Reproduce each of the entries below word for word, line by line.
■ ■ ■ ■ ■ ■ ■
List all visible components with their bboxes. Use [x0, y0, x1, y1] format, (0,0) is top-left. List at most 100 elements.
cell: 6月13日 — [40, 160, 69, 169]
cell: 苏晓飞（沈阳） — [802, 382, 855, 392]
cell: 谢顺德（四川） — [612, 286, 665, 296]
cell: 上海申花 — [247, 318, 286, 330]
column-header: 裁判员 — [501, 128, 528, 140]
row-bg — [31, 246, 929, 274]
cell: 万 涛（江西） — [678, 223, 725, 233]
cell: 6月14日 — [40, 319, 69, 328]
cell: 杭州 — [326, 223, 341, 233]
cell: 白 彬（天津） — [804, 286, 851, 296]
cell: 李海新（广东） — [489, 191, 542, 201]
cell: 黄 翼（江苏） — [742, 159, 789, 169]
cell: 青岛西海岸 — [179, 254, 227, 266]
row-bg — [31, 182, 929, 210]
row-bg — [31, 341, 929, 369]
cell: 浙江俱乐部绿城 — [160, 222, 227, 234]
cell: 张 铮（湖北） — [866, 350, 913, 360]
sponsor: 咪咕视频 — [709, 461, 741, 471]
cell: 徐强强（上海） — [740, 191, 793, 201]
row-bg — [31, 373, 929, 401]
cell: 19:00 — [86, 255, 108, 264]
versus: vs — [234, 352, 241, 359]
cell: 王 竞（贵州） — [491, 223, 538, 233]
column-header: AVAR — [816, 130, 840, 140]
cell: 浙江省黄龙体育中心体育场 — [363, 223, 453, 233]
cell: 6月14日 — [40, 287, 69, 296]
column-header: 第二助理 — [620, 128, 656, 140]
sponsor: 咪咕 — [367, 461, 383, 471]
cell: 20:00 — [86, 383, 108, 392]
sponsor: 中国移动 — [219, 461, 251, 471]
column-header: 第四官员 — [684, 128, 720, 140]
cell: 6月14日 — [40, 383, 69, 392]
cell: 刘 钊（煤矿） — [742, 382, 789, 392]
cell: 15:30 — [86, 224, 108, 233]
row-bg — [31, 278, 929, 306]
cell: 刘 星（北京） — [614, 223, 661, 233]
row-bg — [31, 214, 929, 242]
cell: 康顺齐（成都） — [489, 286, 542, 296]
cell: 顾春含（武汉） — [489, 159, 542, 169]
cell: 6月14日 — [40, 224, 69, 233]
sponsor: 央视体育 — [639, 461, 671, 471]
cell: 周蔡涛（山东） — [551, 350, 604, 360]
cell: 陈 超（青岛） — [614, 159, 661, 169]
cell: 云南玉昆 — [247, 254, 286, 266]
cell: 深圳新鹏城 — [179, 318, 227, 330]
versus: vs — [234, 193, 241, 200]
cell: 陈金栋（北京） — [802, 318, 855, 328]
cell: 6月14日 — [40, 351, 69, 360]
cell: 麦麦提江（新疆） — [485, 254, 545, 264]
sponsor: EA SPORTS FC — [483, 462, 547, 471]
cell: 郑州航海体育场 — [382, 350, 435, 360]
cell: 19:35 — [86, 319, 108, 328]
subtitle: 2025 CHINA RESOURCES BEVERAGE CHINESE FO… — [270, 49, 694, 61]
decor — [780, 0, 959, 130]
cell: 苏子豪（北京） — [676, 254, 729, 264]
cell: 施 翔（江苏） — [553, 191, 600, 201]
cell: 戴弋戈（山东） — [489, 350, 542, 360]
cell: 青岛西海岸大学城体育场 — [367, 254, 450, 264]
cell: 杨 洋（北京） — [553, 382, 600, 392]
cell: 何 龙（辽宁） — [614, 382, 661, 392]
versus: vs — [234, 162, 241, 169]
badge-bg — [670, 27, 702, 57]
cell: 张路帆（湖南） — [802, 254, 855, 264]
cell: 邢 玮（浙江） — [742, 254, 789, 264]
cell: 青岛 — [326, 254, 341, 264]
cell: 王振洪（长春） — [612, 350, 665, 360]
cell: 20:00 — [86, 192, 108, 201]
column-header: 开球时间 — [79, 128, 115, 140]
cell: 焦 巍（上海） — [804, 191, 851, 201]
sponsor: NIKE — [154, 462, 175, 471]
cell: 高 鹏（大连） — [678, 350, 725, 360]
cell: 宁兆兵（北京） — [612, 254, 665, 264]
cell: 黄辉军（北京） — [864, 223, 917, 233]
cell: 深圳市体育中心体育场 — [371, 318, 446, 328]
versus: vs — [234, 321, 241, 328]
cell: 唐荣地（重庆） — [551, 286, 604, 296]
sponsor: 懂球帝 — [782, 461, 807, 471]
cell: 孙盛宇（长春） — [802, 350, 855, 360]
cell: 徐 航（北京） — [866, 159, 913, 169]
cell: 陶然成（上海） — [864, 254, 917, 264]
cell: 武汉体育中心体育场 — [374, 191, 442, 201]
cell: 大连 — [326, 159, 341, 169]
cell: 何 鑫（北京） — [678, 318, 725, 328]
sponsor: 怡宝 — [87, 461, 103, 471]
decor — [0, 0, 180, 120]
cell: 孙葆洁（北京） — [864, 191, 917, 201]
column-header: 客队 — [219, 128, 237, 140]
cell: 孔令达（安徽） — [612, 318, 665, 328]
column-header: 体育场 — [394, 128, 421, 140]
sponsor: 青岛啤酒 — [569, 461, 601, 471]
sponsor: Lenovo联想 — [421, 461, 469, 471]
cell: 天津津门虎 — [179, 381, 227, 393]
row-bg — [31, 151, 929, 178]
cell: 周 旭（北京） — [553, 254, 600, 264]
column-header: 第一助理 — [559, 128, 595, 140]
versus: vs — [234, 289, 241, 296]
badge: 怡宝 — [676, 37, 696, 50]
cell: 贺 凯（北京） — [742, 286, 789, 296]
■ ■ ■ ■ ■ ■ ■
## [Task answer]
List all visible components with their bboxes. Use [x0, y0, x1, y1] format, (0,0) is top-left. List at most 100 elements.
cell: 6月13日 — [40, 160, 69, 169]
cell: 苏晓飞（沈阳） — [802, 382, 855, 392]
cell: 谢顺德（四川） — [612, 286, 665, 296]
cell: 上海申花 — [247, 318, 286, 330]
column-header: 裁判员 — [501, 128, 528, 140]
row-bg — [31, 246, 929, 274]
cell: 万 涛（江西） — [678, 223, 725, 233]
cell: 6月14日 — [40, 319, 69, 328]
cell: 杭州 — [326, 223, 341, 233]
cell: 白 彬（天津） — [804, 286, 851, 296]
cell: 李海新（广东） — [489, 191, 542, 201]
cell: 黄 翼（江苏） — [742, 159, 789, 169]
cell: 青岛西海岸 — [179, 254, 227, 266]
row-bg — [31, 182, 929, 210]
row-bg — [31, 341, 929, 369]
cell: 浙江俱乐部绿城 — [160, 222, 227, 234]
cell: 张 铮（湖北） — [866, 350, 913, 360]
sponsor: 咪咕视频 — [709, 461, 741, 471]
cell: 徐强强（上海） — [740, 191, 793, 201]
row-bg — [31, 373, 929, 401]
cell: 19:00 — [86, 255, 108, 264]
versus: vs — [234, 352, 241, 359]
cell: 王 竞（贵州） — [491, 223, 538, 233]
column-header: AVAR — [816, 130, 840, 140]
cell: 浙江省黄龙体育中心体育场 — [363, 223, 453, 233]
cell: 6月14日 — [40, 287, 69, 296]
column-header: 第二助理 — [620, 128, 656, 140]
sponsor: 咪咕 — [367, 461, 383, 471]
cell: 20:00 — [86, 383, 108, 392]
sponsor: 中国移动 — [219, 461, 251, 471]
column-header: 第四官员 — [684, 128, 720, 140]
cell: 6月14日 — [40, 383, 69, 392]
cell: 刘 钊（煤矿） — [742, 382, 789, 392]
cell: 15:30 — [86, 224, 108, 233]
row-bg — [31, 278, 929, 306]
cell: 刘 星（北京） — [614, 223, 661, 233]
row-bg — [31, 214, 929, 242]
cell: 康顺齐（成都） — [489, 286, 542, 296]
cell: 顾春含（武汉） — [489, 159, 542, 169]
cell: 6月14日 — [40, 224, 69, 233]
sponsor: 央视体育 — [639, 461, 671, 471]
cell: 周蔡涛（山东） — [551, 350, 604, 360]
cell: 陈 超（青岛） — [614, 159, 661, 169]
cell: 云南玉昆 — [247, 254, 286, 266]
cell: 深圳新鹏城 — [179, 318, 227, 330]
versus: vs — [234, 193, 241, 200]
cell: 陈金栋（北京） — [802, 318, 855, 328]
cell: 6月14日 — [40, 351, 69, 360]
cell: 麦麦提江（新疆） — [485, 254, 545, 264]
sponsor: EA SPORTS FC — [483, 462, 547, 471]
cell: 郑州航海体育场 — [382, 350, 435, 360]
cell: 19:35 — [86, 319, 108, 328]
subtitle: 2025 CHINA RESOURCES BEVERAGE CHINESE FO… — [270, 49, 694, 61]
decor — [780, 0, 959, 130]
cell: 苏子豪（北京） — [676, 254, 729, 264]
cell: 施 翔（江苏） — [553, 191, 600, 201]
cell: 戴弋戈（山东） — [489, 350, 542, 360]
cell: 青岛西海岸大学城体育场 — [367, 254, 450, 264]
cell: 杨 洋（北京） — [553, 382, 600, 392]
cell: 何 龙（辽宁） — [614, 382, 661, 392]
versus: vs — [234, 162, 241, 169]
badge-bg — [670, 27, 702, 57]
cell: 张路帆（湖南） — [802, 254, 855, 264]
cell: 邢 玮（浙江） — [742, 254, 789, 264]
cell: 青岛 — [326, 254, 341, 264]
cell: 王振洪（长春） — [612, 350, 665, 360]
cell: 20:00 — [86, 192, 108, 201]
column-header: 开球时间 — [79, 128, 115, 140]
cell: 焦 巍（上海） — [804, 191, 851, 201]
sponsor: NIKE — [154, 462, 175, 471]
cell: 高 鹏（大连） — [678, 350, 725, 360]
cell: 宁兆兵（北京） — [612, 254, 665, 264]
cell: 黄辉军（北京） — [864, 223, 917, 233]
cell: 深圳市体育中心体育场 — [371, 318, 446, 328]
versus: vs — [234, 321, 241, 328]
cell: 唐荣地（重庆） — [551, 286, 604, 296]
sponsor: 懂球帝 — [782, 461, 807, 471]
cell: 孙盛宇（长春） — [802, 350, 855, 360]
cell: 徐 航（北京） — [866, 159, 913, 169]
cell: 陶然成（上海） — [864, 254, 917, 264]
cell: 武汉体育中心体育场 — [374, 191, 442, 201]
cell: 大连 — [326, 159, 341, 169]
cell: 何 鑫（北京） — [678, 318, 725, 328]
sponsor: 怡宝 — [87, 461, 103, 471]
decor — [0, 0, 180, 120]
cell: 孙葆洁（北京） — [864, 191, 917, 201]
column-header: 客队 — [219, 128, 237, 140]
cell: 孔令达（安徽） — [612, 318, 665, 328]
column-header: 体育场 — [394, 128, 421, 140]
sponsor: 青岛啤酒 — [569, 461, 601, 471]
sponsor: Lenovo联想 — [421, 461, 469, 471]
cell: 天津津门虎 — [179, 381, 227, 393]
row-bg — [31, 151, 929, 178]
cell: 周 旭（北京） — [553, 254, 600, 264]
column-header: 第一助理 — [559, 128, 595, 140]
versus: vs — [234, 289, 241, 296]
badge: 怡宝 — [676, 37, 696, 50]
cell: 贺 凯（北京） — [742, 286, 789, 296]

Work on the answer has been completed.